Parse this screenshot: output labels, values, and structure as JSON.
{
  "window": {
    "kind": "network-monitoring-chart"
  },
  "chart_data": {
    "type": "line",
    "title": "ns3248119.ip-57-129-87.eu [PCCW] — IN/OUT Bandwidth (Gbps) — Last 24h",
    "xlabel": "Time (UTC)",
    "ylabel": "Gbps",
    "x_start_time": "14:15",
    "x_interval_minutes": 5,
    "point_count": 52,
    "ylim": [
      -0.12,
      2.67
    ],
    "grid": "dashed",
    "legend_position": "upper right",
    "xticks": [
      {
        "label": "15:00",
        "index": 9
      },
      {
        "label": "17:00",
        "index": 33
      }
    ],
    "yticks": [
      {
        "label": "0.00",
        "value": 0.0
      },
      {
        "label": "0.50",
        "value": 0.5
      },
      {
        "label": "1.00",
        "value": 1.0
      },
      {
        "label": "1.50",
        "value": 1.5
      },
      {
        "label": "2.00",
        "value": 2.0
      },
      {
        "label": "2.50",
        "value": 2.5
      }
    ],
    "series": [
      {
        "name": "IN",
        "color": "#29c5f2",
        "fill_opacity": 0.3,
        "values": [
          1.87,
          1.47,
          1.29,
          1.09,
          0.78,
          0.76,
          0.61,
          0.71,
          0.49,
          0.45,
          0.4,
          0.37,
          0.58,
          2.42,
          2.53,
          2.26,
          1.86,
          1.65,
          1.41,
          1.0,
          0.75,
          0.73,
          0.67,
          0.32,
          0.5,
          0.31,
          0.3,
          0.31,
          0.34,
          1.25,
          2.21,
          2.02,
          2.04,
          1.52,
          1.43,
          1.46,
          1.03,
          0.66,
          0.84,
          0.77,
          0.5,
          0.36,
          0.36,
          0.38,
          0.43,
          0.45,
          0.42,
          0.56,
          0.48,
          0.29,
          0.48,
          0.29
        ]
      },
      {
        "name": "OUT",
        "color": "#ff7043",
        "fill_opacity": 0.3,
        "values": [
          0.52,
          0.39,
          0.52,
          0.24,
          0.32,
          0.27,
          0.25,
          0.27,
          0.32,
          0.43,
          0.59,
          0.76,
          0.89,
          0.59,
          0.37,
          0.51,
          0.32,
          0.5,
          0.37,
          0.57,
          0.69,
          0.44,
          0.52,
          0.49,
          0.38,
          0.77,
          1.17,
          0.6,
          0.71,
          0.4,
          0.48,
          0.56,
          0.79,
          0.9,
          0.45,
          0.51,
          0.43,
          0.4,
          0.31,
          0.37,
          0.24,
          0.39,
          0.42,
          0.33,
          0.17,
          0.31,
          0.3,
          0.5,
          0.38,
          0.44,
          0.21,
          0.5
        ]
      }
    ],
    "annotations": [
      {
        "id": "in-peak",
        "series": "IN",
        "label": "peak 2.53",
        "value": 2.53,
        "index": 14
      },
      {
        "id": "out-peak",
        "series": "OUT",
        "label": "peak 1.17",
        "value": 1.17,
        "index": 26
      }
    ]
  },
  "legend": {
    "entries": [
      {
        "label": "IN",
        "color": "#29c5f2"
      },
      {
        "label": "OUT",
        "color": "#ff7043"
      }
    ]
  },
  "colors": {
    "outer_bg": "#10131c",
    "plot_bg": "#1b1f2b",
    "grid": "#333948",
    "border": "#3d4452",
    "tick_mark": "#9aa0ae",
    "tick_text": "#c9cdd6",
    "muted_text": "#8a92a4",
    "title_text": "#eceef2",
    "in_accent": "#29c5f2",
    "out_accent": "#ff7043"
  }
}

_ _ _

Copy out each line above, character for character.

*EXPECTED ANSWER*:
Parse this screenshot: output labels, values, and structure as JSON.
{
  "window": {
    "kind": "network-monitoring-chart"
  },
  "chart_data": {
    "type": "line",
    "title": "ns3248119.ip-57-129-87.eu [PCCW] — IN/OUT Bandwidth (Gbps) — Last 24h",
    "xlabel": "Time (UTC)",
    "ylabel": "Gbps",
    "x_start_time": "14:15",
    "x_interval_minutes": 5,
    "point_count": 52,
    "ylim": [
      -0.12,
      2.67
    ],
    "grid": "dashed",
    "legend_position": "upper right",
    "xticks": [
      {
        "label": "15:00",
        "index": 9
      },
      {
        "label": "17:00",
        "index": 33
      }
    ],
    "yticks": [
      {
        "label": "0.00",
        "value": 0.0
      },
      {
        "label": "0.50",
        "value": 0.5
      },
      {
        "label": "1.00",
        "value": 1.0
      },
      {
        "label": "1.50",
        "value": 1.5
      },
      {
        "label": "2.00",
        "value": 2.0
      },
      {
        "label": "2.50",
        "value": 2.5
      }
    ],
    "series": [
      {
        "name": "IN",
        "color": "#29c5f2",
        "fill_opacity": 0.3,
        "values": [
          1.87,
          1.47,
          1.29,
          1.09,
          0.78,
          0.76,
          0.61,
          0.71,
          0.49,
          0.45,
          0.4,
          0.37,
          0.58,
          2.42,
          2.53,
          2.26,
          1.86,
          1.65,
          1.41,
          1.0,
          0.75,
          0.73,
          0.67,
          0.32,
          0.5,
          0.31,
          0.3,
          0.31,
          0.34,
          1.25,
          2.21,
          2.02,
          2.04,
          1.52,
          1.43,
          1.46,
          1.03,
          0.66,
          0.84,
          0.77,
          0.5,
          0.36,
          0.36,
          0.38,
          0.43,
          0.45,
          0.42,
          0.56,
          0.48,
          0.29,
          0.48,
          0.29
        ]
      },
      {
        "name": "OUT",
        "color": "#ff7043",
        "fill_opacity": 0.3,
        "values": [
          0.52,
          0.39,
          0.52,
          0.24,
          0.32,
          0.27,
          0.25,
          0.27,
          0.32,
          0.43,
          0.59,
          0.76,
          0.89,
          0.59,
          0.37,
          0.51,
          0.32,
          0.5,
          0.37,
          0.57,
          0.69,
          0.44,
          0.52,
          0.49,
          0.38,
          0.77,
          1.17,
          0.6,
          0.71,
          0.4,
          0.48,
          0.56,
          0.79,
          0.9,
          0.45,
          0.51,
          0.43,
          0.4,
          0.31,
          0.37,
          0.24,
          0.39,
          0.42,
          0.33,
          0.17,
          0.31,
          0.3,
          0.5,
          0.38,
          0.44,
          0.21,
          0.5
        ]
      }
    ],
    "annotations": [
      {
        "id": "in-peak",
        "series": "IN",
        "label": "peak 2.53",
        "value": 2.53,
        "index": 14
      },
      {
        "id": "out-peak",
        "series": "OUT",
        "label": "peak 1.17",
        "value": 1.17,
        "index": 26
      }
    ]
  },
  "legend": {
    "entries": [
      {
        "label": "IN",
        "color": "#29c5f2"
      },
      {
        "label": "OUT",
        "color": "#ff7043"
      }
    ]
  },
  "colors": {
    "outer_bg": "#10131c",
    "plot_bg": "#1b1f2b",
    "grid": "#333948",
    "border": "#3d4452",
    "tick_mark": "#9aa0ae",
    "tick_text": "#c9cdd6",
    "muted_text": "#8a92a4",
    "title_text": "#eceef2",
    "in_accent": "#29c5f2",
    "out_accent": "#ff7043"
  }
}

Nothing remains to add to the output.